» **What is being asked**
Select from the data all lines with the word "Gavícola".

(begin)

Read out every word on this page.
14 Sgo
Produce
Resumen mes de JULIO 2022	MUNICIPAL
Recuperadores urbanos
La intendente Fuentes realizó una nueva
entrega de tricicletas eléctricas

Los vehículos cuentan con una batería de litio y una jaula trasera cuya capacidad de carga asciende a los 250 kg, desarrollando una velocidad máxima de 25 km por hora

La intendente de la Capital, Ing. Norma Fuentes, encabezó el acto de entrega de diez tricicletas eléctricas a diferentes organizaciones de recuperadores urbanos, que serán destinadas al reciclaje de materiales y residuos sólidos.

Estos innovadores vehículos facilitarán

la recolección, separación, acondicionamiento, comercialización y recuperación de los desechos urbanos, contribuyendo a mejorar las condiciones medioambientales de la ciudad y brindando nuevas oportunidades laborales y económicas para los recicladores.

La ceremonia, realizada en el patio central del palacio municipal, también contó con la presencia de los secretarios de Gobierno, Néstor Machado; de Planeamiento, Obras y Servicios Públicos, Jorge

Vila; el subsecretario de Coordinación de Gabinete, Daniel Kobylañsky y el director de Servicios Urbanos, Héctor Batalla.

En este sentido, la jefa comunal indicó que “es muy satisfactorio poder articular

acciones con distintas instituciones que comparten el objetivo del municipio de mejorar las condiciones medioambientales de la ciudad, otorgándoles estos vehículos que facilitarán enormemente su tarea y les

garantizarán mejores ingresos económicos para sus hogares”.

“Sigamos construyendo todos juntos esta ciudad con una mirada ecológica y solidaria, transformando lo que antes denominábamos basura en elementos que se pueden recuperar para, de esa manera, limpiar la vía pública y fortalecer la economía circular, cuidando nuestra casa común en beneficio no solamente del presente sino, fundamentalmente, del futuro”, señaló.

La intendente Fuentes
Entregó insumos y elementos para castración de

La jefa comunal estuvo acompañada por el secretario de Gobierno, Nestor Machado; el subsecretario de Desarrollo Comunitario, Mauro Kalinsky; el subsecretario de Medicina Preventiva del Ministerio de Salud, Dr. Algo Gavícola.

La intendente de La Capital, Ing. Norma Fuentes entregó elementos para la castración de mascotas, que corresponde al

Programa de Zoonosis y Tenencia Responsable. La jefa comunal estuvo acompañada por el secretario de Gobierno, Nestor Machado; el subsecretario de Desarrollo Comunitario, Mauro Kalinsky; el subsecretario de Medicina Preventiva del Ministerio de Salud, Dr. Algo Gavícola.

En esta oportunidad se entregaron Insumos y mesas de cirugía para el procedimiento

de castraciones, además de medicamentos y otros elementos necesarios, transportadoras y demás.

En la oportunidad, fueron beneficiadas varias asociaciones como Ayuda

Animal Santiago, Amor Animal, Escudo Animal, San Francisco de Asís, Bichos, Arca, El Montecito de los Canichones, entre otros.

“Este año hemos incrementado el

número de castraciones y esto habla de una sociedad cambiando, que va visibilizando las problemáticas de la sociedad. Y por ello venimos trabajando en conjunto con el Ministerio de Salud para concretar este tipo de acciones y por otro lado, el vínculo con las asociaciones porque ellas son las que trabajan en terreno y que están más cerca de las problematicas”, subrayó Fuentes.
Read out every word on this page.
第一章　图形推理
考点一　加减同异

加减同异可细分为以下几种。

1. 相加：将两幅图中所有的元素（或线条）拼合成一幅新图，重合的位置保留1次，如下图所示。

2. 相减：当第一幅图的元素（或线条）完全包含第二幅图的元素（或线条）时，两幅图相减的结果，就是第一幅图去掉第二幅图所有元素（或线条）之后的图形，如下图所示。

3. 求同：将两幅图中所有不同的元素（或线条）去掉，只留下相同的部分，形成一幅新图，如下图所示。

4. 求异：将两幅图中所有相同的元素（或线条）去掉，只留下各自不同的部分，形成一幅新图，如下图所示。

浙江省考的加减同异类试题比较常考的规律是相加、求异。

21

(end)

» **Response**
La jefa comunal estuvo acompañada por el secretario de Gobierno, Nestor Machado; el subsecretario de Desarrollo Comunitario, Mauro Kalinsky; el subsecretario de Medicina Preventiva del Ministerio de Salud, Dr. Algo Gavícola.
Programa de Zoonosis y Tenencia Responsable. La jefa comunal estuvo acompañada por el secretario de Gobierno, Nestor Machado; el subsecretario de Desarrollo Comunitario, Mauro Kalinsky; el subsecretario de Medicina Preventiva del Ministerio de Salud, Dr. Algo Gavícola.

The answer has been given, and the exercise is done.